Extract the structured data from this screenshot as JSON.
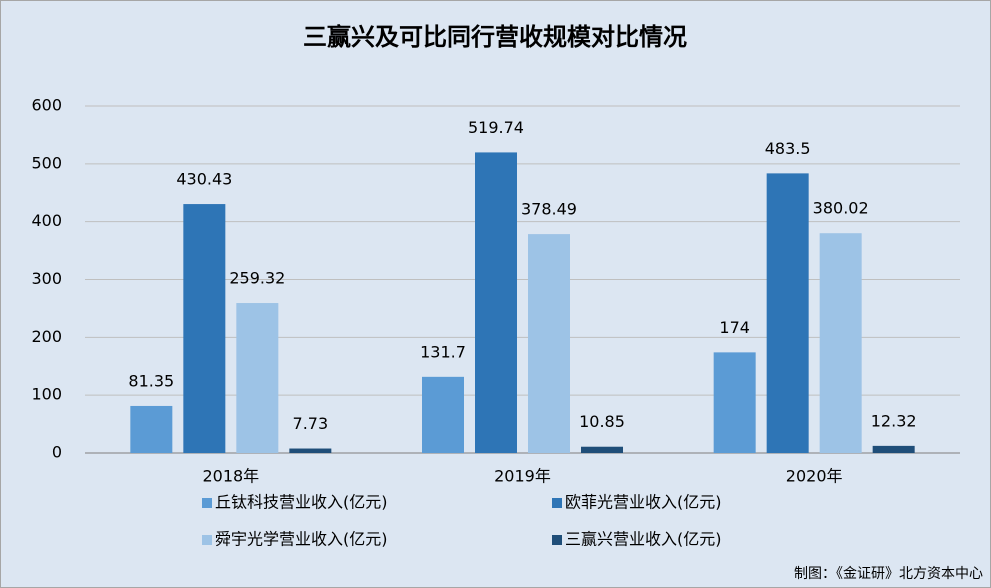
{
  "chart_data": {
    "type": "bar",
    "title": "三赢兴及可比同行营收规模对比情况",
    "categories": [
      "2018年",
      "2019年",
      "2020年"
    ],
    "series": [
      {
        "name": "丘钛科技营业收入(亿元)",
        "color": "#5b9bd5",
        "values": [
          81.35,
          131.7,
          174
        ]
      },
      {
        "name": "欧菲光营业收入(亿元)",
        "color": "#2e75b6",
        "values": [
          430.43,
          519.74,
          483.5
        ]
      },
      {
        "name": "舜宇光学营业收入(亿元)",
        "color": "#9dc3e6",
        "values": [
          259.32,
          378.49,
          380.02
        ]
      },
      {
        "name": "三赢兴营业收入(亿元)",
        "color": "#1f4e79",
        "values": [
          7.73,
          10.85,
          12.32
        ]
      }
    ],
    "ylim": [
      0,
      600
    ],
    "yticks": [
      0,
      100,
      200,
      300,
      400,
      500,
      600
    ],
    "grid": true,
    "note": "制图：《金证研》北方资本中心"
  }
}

---

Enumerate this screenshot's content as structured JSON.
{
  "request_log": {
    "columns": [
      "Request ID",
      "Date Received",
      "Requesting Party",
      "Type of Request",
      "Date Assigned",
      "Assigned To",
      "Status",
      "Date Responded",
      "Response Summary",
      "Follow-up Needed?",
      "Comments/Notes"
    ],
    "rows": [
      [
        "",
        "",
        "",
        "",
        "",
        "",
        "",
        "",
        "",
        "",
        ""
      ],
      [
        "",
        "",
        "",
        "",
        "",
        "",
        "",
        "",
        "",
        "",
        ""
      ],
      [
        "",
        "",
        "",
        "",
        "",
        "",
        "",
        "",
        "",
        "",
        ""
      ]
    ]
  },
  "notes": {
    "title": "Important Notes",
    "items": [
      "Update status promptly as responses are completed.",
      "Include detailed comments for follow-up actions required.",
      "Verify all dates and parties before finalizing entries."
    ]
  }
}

What the exercise asks:
The word "structured" appears in how many lines of the records? Give the number only.

Full response:
2